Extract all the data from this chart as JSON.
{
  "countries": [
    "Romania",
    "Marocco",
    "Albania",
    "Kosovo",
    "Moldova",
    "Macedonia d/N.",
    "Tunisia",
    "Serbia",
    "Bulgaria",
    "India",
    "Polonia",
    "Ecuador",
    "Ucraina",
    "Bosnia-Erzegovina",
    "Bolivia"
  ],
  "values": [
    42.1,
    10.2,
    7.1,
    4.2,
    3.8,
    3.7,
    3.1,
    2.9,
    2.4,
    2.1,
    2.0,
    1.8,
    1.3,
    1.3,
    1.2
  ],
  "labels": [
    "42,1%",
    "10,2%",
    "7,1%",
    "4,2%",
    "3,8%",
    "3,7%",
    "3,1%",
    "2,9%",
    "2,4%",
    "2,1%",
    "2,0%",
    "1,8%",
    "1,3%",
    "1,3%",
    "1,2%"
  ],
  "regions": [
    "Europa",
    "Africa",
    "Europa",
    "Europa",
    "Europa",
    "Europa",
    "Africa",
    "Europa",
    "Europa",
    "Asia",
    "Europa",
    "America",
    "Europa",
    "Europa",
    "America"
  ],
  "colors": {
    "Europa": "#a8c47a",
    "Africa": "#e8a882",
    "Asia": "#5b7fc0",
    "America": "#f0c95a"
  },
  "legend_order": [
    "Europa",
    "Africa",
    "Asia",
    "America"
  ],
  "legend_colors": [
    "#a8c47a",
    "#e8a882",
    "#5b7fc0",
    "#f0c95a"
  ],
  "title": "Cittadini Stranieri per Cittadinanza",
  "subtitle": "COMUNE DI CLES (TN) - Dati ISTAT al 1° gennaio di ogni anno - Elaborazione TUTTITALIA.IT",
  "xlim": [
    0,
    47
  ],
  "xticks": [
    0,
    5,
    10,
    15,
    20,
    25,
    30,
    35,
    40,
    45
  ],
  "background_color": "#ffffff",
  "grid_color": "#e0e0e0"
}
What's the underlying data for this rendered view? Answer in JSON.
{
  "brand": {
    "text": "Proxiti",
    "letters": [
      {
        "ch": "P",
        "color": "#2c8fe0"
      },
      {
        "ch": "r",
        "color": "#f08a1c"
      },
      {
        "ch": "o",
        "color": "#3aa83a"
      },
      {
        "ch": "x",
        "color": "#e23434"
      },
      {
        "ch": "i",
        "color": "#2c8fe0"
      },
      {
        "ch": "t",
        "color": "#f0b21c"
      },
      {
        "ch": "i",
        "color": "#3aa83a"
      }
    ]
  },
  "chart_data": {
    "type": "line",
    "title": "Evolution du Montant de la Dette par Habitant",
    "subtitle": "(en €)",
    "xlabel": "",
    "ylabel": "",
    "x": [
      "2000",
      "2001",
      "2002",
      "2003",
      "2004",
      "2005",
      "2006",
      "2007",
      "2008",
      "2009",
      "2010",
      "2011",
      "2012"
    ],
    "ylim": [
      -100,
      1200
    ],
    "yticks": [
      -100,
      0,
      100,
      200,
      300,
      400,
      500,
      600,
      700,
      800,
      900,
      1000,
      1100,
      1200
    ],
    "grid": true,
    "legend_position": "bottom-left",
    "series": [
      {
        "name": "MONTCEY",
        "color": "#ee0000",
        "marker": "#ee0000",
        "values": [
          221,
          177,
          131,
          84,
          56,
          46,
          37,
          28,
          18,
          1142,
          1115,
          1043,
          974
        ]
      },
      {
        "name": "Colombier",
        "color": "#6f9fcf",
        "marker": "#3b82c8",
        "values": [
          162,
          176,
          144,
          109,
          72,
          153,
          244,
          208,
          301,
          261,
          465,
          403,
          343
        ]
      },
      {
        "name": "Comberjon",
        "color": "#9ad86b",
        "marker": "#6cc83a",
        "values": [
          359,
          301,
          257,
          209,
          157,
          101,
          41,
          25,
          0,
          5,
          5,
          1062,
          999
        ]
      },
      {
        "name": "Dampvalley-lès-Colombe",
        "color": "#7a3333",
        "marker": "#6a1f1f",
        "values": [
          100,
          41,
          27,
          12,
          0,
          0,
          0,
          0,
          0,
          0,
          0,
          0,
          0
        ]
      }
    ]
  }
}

====

=== Exercise prompt ===
Write out every entry above, word for word.

=== Task output ===
Extract all the data from this chart as JSON.
{
  "countries": [
    "Romania",
    "Marocco",
    "Albania",
    "Kosovo",
    "Moldova",
    "Macedonia d/N.",
    "Tunisia",
    "Serbia",
    "Bulgaria",
    "India",
    "Polonia",
    "Ecuador",
    "Ucraina",
    "Bosnia-Erzegovina",
    "Bolivia"
  ],
  "values": [
    42.1,
    10.2,
    7.1,
    4.2,
    3.8,
    3.7,
    3.1,
    2.9,
    2.4,
    2.1,
    2.0,
    1.8,
    1.3,
    1.3,
    1.2
  ],
  "labels": [
    "42,1%",
    "10,2%",
    "7,1%",
    "4,2%",
    "3,8%",
    "3,7%",
    "3,1%",
    "2,9%",
    "2,4%",
    "2,1%",
    "2,0%",
    "1,8%",
    "1,3%",
    "1,3%",
    "1,2%"
  ],
  "regions": [
    "Europa",
    "Africa",
    "Europa",
    "Europa",
    "Europa",
    "Europa",
    "Africa",
    "Europa",
    "Europa",
    "Asia",
    "Europa",
    "America",
    "Europa",
    "Europa",
    "America"
  ],
  "colors": {
    "Europa": "#a8c47a",
    "Africa": "#e8a882",
    "Asia": "#5b7fc0",
    "America": "#f0c95a"
  },
  "legend_order": [
    "Europa",
    "Africa",
    "Asia",
    "America"
  ],
  "legend_colors": [
    "#a8c47a",
    "#e8a882",
    "#5b7fc0",
    "#f0c95a"
  ],
  "title": "Cittadini Stranieri per Cittadinanza",
  "subtitle": "COMUNE DI CLES (TN) - Dati ISTAT al 1° gennaio di ogni anno - Elaborazione TUTTITALIA.IT",
  "xlim": [
    0,
    47
  ],
  "xticks": [
    0,
    5,
    10,
    15,
    20,
    25,
    30,
    35,
    40,
    45
  ],
  "background_color": "#ffffff",
  "grid_color": "#e0e0e0"
}
What's the underlying data for this rendered view? Answer in JSON.
{
  "brand": {
    "text": "Proxiti",
    "letters": [
      {
        "ch": "P",
        "color": "#2c8fe0"
      },
      {
        "ch": "r",
        "color": "#f08a1c"
      },
      {
        "ch": "o",
        "color": "#3aa83a"
      },
      {
        "ch": "x",
        "color": "#e23434"
      },
      {
        "ch": "i",
        "color": "#2c8fe0"
      },
      {
        "ch": "t",
        "color": "#f0b21c"
      },
      {
        "ch": "i",
        "color": "#3aa83a"
      }
    ]
  },
  "chart_data": {
    "type": "line",
    "title": "Evolution du Montant de la Dette par Habitant",
    "subtitle": "(en €)",
    "xlabel": "",
    "ylabel": "",
    "x": [
      "2000",
      "2001",
      "2002",
      "2003",
      "2004",
      "2005",
      "2006",
      "2007",
      "2008",
      "2009",
      "2010",
      "2011",
      "2012"
    ],
    "ylim": [
      -100,
      1200
    ],
    "yticks": [
      -100,
      0,
      100,
      200,
      300,
      400,
      500,
      600,
      700,
      800,
      900,
      1000,
      1100,
      1200
    ],
    "grid": true,
    "legend_position": "bottom-left",
    "series": [
      {
        "name": "MONTCEY",
        "color": "#ee0000",
        "marker": "#ee0000",
        "values": [
          221,
          177,
          131,
          84,
          56,
          46,
          37,
          28,
          18,
          1142,
          1115,
          1043,
          974
        ]
      },
      {
        "name": "Colombier",
        "color": "#6f9fcf",
        "marker": "#3b82c8",
        "values": [
          162,
          176,
          144,
          109,
          72,
          153,
          244,
          208,
          301,
          261,
          465,
          403,
          343
        ]
      },
      {
        "name": "Comberjon",
        "color": "#9ad86b",
        "marker": "#6cc83a",
        "values": [
          359,
          301,
          257,
          209,
          157,
          101,
          41,
          25,
          0,
          5,
          5,
          1062,
          999
        ]
      },
      {
        "name": "Dampvalley-lès-Colombe",
        "color": "#7a3333",
        "marker": "#6a1f1f",
        "values": [
          100,
          41,
          27,
          12,
          0,
          0,
          0,
          0,
          0,
          0,
          0,
          0,
          0
        ]
      }
    ]
  }
}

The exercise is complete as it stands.